> [WHAT THE EXERCISE ASKS]: Could you print every record below exactly as it appears?

> [DATA SHOWN]:
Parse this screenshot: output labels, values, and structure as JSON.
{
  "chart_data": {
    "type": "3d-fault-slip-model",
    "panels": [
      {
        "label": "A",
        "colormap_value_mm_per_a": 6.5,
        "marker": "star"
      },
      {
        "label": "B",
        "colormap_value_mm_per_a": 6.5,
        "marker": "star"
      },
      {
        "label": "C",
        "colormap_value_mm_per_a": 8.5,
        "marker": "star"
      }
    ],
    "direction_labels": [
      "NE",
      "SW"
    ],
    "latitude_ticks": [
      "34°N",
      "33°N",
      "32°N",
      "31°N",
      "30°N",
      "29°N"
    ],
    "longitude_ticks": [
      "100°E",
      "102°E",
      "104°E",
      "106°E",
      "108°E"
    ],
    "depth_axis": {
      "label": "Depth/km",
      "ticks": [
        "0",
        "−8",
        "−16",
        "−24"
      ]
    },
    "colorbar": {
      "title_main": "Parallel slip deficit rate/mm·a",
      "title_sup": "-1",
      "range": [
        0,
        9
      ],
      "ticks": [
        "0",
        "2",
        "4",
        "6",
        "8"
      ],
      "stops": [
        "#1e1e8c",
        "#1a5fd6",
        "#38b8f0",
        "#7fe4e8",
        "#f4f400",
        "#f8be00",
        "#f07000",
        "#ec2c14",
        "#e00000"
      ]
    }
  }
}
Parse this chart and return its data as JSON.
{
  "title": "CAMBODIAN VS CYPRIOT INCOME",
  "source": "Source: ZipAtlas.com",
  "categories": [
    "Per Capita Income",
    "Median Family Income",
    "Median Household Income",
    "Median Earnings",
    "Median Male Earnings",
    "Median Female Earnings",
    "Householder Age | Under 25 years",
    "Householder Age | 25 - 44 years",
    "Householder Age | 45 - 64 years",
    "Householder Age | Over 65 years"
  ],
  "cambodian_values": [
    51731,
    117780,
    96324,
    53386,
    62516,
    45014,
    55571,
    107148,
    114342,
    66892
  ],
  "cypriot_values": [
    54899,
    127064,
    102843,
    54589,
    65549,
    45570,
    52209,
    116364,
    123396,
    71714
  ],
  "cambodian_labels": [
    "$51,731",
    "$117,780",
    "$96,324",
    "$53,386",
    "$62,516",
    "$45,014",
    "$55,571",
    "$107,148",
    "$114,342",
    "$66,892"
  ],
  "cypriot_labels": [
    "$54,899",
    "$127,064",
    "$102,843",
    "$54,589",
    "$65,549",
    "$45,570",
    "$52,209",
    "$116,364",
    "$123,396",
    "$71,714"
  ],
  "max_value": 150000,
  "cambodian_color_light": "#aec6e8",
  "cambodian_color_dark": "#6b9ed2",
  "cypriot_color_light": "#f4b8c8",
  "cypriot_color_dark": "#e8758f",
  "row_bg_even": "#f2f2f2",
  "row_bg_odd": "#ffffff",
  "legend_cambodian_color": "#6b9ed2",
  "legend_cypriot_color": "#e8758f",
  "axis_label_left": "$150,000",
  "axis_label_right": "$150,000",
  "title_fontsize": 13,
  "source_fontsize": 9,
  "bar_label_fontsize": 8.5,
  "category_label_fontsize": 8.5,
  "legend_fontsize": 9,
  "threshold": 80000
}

> [RESULT FOR THIS EXERCISE]:
Parse this screenshot: output labels, values, and structure as JSON.
{
  "chart_data": {
    "type": "3d-fault-slip-model",
    "panels": [
      {
        "label": "A",
        "colormap_value_mm_per_a": 6.5,
        "marker": "star"
      },
      {
        "label": "B",
        "colormap_value_mm_per_a": 6.5,
        "marker": "star"
      },
      {
        "label": "C",
        "colormap_value_mm_per_a": 8.5,
        "marker": "star"
      }
    ],
    "direction_labels": [
      "NE",
      "SW"
    ],
    "latitude_ticks": [
      "34°N",
      "33°N",
      "32°N",
      "31°N",
      "30°N",
      "29°N"
    ],
    "longitude_ticks": [
      "100°E",
      "102°E",
      "104°E",
      "106°E",
      "108°E"
    ],
    "depth_axis": {
      "label": "Depth/km",
      "ticks": [
        "0",
        "−8",
        "−16",
        "−24"
      ]
    },
    "colorbar": {
      "title_main": "Parallel slip deficit rate/mm·a",
      "title_sup": "-1",
      "range": [
        0,
        9
      ],
      "ticks": [
        "0",
        "2",
        "4",
        "6",
        "8"
      ],
      "stops": [
        "#1e1e8c",
        "#1a5fd6",
        "#38b8f0",
        "#7fe4e8",
        "#f4f400",
        "#f8be00",
        "#f07000",
        "#ec2c14",
        "#e00000"
      ]
    }
  }
}
Parse this chart and return its data as JSON.
{
  "title": "CAMBODIAN VS CYPRIOT INCOME",
  "source": "Source: ZipAtlas.com",
  "categories": [
    "Per Capita Income",
    "Median Family Income",
    "Median Household Income",
    "Median Earnings",
    "Median Male Earnings",
    "Median Female Earnings",
    "Householder Age | Under 25 years",
    "Householder Age | 25 - 44 years",
    "Householder Age | 45 - 64 years",
    "Householder Age | Over 65 years"
  ],
  "cambodian_values": [
    51731,
    117780,
    96324,
    53386,
    62516,
    45014,
    55571,
    107148,
    114342,
    66892
  ],
  "cypriot_values": [
    54899,
    127064,
    102843,
    54589,
    65549,
    45570,
    52209,
    116364,
    123396,
    71714
  ],
  "cambodian_labels": [
    "$51,731",
    "$117,780",
    "$96,324",
    "$53,386",
    "$62,516",
    "$45,014",
    "$55,571",
    "$107,148",
    "$114,342",
    "$66,892"
  ],
  "cypriot_labels": [
    "$54,899",
    "$127,064",
    "$102,843",
    "$54,589",
    "$65,549",
    "$45,570",
    "$52,209",
    "$116,364",
    "$123,396",
    "$71,714"
  ],
  "max_value": 150000,
  "cambodian_color_light": "#aec6e8",
  "cambodian_color_dark": "#6b9ed2",
  "cypriot_color_light": "#f4b8c8",
  "cypriot_color_dark": "#e8758f",
  "row_bg_even": "#f2f2f2",
  "row_bg_odd": "#ffffff",
  "legend_cambodian_color": "#6b9ed2",
  "legend_cypriot_color": "#e8758f",
  "axis_label_left": "$150,000",
  "axis_label_right": "$150,000",
  "title_fontsize": 13,
  "source_fontsize": 9,
  "bar_label_fontsize": 8.5,
  "category_label_fontsize": 8.5,
  "legend_fontsize": 9,
  "threshold": 80000
}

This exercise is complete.